Items listed in a dataset
:::

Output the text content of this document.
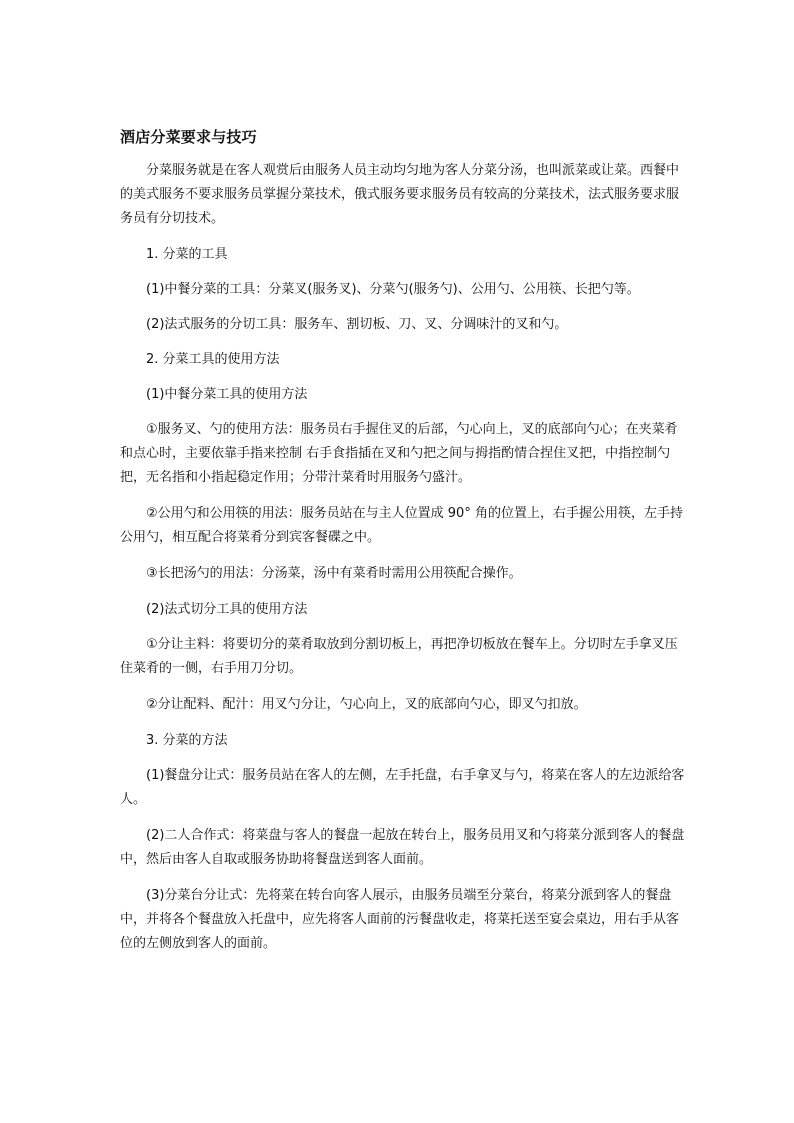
酒店分菜要求与技巧

分菜服务就是在客人观赏后由服务人员主动均匀地为客人分菜分汤，也叫派菜或让菜。西餐中的美式服务不要求服务员掌握分菜技术，俄式服务要求服务员有较高的分菜技术，法式服务要求服务员有分切技术。

1. 分菜的工具
(1)中餐分菜的工具：分菜叉(服务叉)、分菜勺(服务勺)、公用勺、公用筷、长把勺等。
(2)法式服务的分切工具：服务车、割切板、刀、叉、分调味汁的叉和勺。
2. 分菜工具的使用方法
(1)中餐分菜工具的使用方法

①服务叉、勺的使用方法：服务员右手握住叉的后部，勺心向上，叉的底部向勺心；在夹菜肴和点心时，主要依靠手指来控制 右手食指插在叉和勺把之间与拇指酌情合捏住叉把，中指控制勺把，无名指和小指起稳定作用；分带汁菜肴时用服务勺盛汁。

②公用勺和公用筷的用法：服务员站在与主人位置成 90° 角的位置上，右手握公用筷，左手持公用勺，相互配合将菜肴分到宾客餐碟之中。

③长把汤勺的用法：分汤菜，汤中有菜肴时需用公用筷配合操作。

(2)法式切分工具的使用方法

①分让主料：将要切分的菜肴取放到分割切板上，再把净切板放在餐车上。分切时左手拿叉压住菜肴的一侧，右手用刀分切。

②分让配料、配汁：用叉勺分让，勺心向上，叉的底部向勺心，即叉勺扣放。

3. 分菜的方法

(1)餐盘分让式：服务员站在客人的左侧，左手托盘，右手拿叉与勺，将菜在客人的左边派给客人。

(2)二人合作式：将菜盘与客人的餐盘一起放在转台上，服务员用叉和勺将菜分派到客人的餐盘中，然后由客人自取或服务协助将餐盘送到客人面前。

(3)分菜台分让式：先将菜在转台向客人展示，由服务员端至分菜台，将菜分派到客人的餐盘中，并将各个餐盘放入托盘中，应先将客人面前的污餐盘收走，将菜托送至宴会桌边，用右手从客位的左侧放到客人的面前。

:::

= Set task =
Set down all the data again exactly as above, pictures excluded.

= Result =
Output the text content of this document.
酒店分菜要求与技巧

分菜服务就是在客人观赏后由服务人员主动均匀地为客人分菜分汤，也叫派菜或让菜。西餐中的美式服务不要求服务员掌握分菜技术，俄式服务要求服务员有较高的分菜技术，法式服务要求服务员有分切技术。

1. 分菜的工具
(1)中餐分菜的工具：分菜叉(服务叉)、分菜勺(服务勺)、公用勺、公用筷、长把勺等。
(2)法式服务的分切工具：服务车、割切板、刀、叉、分调味汁的叉和勺。
2. 分菜工具的使用方法
(1)中餐分菜工具的使用方法

①服务叉、勺的使用方法：服务员右手握住叉的后部，勺心向上，叉的底部向勺心；在夹菜肴和点心时，主要依靠手指来控制 右手食指插在叉和勺把之间与拇指酌情合捏住叉把，中指控制勺把，无名指和小指起稳定作用；分带汁菜肴时用服务勺盛汁。

②公用勺和公用筷的用法：服务员站在与主人位置成 90° 角的位置上，右手握公用筷，左手持公用勺，相互配合将菜肴分到宾客餐碟之中。

③长把汤勺的用法：分汤菜，汤中有菜肴时需用公用筷配合操作。

(2)法式切分工具的使用方法

①分让主料：将要切分的菜肴取放到分割切板上，再把净切板放在餐车上。分切时左手拿叉压住菜肴的一侧，右手用刀分切。

②分让配料、配汁：用叉勺分让，勺心向上，叉的底部向勺心，即叉勺扣放。

3. 分菜的方法

(1)餐盘分让式：服务员站在客人的左侧，左手托盘，右手拿叉与勺，将菜在客人的左边派给客人。

(2)二人合作式：将菜盘与客人的餐盘一起放在转台上，服务员用叉和勺将菜分派到客人的餐盘中，然后由客人自取或服务协助将餐盘送到客人面前。

(3)分菜台分让式：先将菜在转台向客人展示，由服务员端至分菜台，将菜分派到客人的餐盘中，并将各个餐盘放入托盘中，应先将客人面前的污餐盘收走，将菜托送至宴会桌边，用右手从客位的左侧放到客人的面前。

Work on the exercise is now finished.